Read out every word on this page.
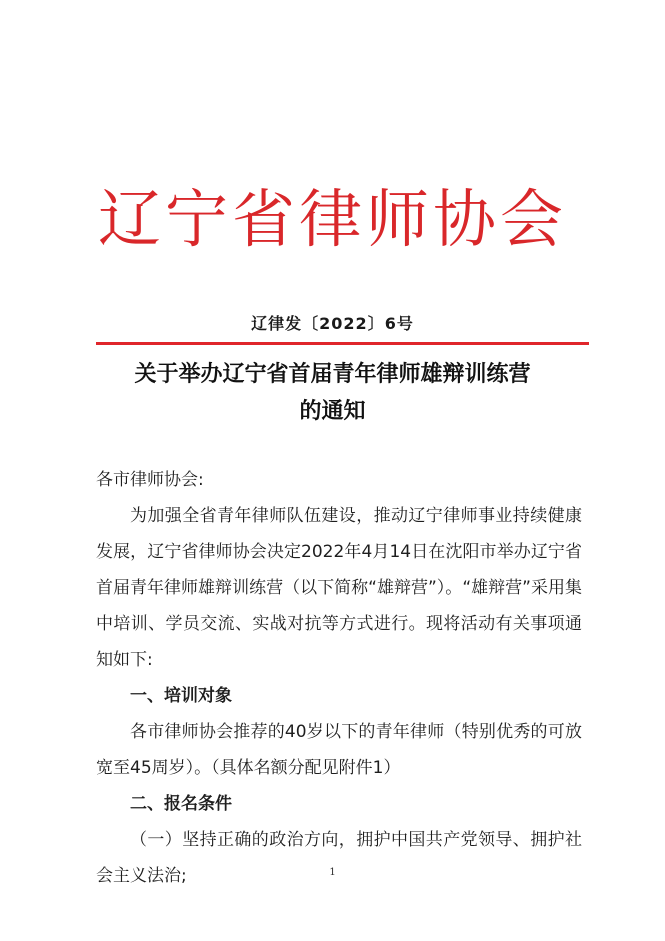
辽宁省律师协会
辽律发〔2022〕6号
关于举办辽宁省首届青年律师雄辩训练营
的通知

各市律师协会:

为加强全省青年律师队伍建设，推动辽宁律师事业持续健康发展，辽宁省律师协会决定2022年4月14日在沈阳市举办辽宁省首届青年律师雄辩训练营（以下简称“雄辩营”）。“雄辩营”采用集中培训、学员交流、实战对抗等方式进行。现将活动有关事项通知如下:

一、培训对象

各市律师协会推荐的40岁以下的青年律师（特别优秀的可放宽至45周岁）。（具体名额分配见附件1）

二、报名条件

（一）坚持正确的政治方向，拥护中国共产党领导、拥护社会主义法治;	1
-------
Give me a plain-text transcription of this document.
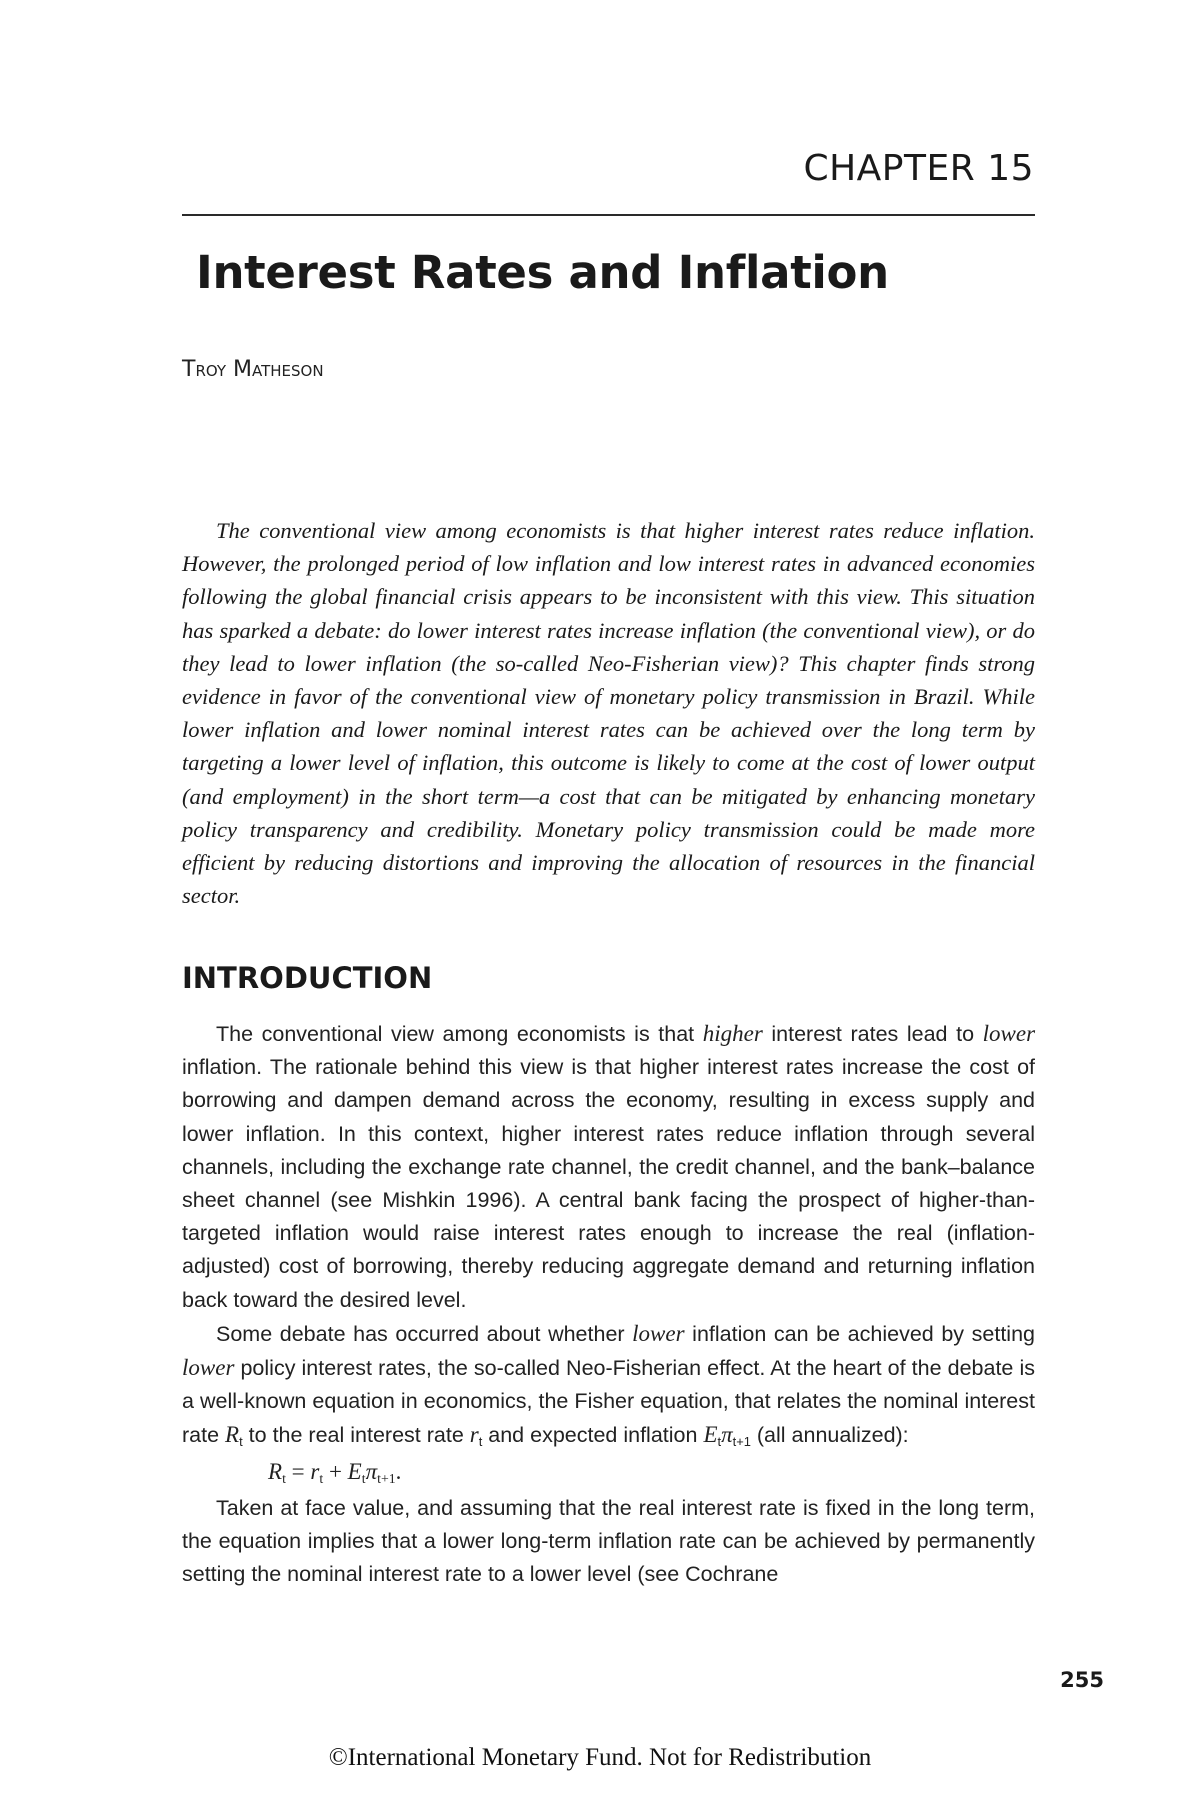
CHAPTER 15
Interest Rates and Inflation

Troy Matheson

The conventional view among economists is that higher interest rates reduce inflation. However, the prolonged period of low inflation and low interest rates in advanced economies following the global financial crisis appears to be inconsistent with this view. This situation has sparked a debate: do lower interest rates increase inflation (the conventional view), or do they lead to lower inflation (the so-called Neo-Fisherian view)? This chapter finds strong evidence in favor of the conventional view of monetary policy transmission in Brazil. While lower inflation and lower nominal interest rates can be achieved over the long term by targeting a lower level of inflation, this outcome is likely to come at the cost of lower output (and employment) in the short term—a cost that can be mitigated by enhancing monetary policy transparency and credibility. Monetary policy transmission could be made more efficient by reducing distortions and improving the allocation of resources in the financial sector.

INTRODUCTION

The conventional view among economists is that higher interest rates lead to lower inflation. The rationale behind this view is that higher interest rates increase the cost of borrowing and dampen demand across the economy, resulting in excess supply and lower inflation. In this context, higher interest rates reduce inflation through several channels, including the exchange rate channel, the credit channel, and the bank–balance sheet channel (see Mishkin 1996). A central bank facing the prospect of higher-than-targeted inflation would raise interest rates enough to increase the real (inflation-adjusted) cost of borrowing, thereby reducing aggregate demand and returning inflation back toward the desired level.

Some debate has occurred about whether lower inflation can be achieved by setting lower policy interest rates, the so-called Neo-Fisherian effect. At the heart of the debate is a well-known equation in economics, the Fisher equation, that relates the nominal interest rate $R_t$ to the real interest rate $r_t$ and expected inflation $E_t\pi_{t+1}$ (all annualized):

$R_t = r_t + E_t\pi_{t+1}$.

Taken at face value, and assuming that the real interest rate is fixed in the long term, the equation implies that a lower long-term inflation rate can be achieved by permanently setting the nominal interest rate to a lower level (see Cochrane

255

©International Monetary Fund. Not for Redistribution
-------
> Do this: Keep only the lines that hold the string "setting", and copy them out.

> Task result:
Some debate has occurred about whether lower inflation can be achieved by setting lower policy interest rates, the so-called Neo-Fisherian effect. At the heart of the debate is a well-known equation in economics, the Fisher equation, that relates the nominal interest rate $R_t$ to the real interest rate $r_t$ and expected inflation $E_t\pi_{t+1}$ (all annualized):
Taken at face value, and assuming that the real interest rate is fixed in the long term, the equation implies that a lower long-term inflation rate can be achieved by permanently setting the nominal interest rate to a lower level (see Cochrane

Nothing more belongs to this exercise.